===== Dataset records =====

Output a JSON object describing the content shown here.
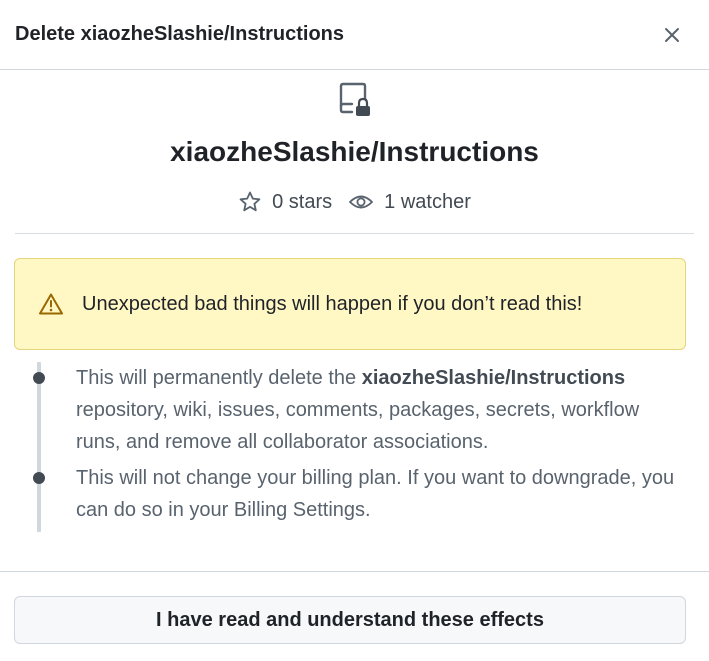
{
  "dialog": {
    "title": "Delete xiaozheSlashie/Instructions",
    "close_icon": "x-icon"
  },
  "repo": {
    "icon": "repo-locked-icon",
    "name": "xiaozheSlashie/Instructions",
    "stars_label": "0 stars",
    "star_icon": "star-icon",
    "watchers_label": "1 watcher",
    "watch_icon": "eye-icon"
  },
  "warning": {
    "icon": "alert-icon",
    "text": "Unexpected bad things will happen if you don’t read this!",
    "background_color": "#fff8c5",
    "icon_color": "#9a6700"
  },
  "effects": [
    {
      "before": "This will permanently delete the ",
      "bold": "xiaozheSlashie/Instructions",
      "after": " repository, wiki, issues, comments, packages, secrets, workflow runs, and remove all collaborator associations."
    },
    {
      "text": "This will not change your billing plan. If you want to downgrade, you can do so in your Billing Settings."
    }
  ],
  "confirm_button": {
    "label": "I have read and understand these effects"
  }
}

=====

*Exercise aim*
Search the data above for the string "text" and return every line that has it.

*Reply*
    "text": "Unexpected bad things will happen if you don’t read this!",
      "text": "This will not change your billing plan. If you want to downgrade, you can do so in your Billing Settings."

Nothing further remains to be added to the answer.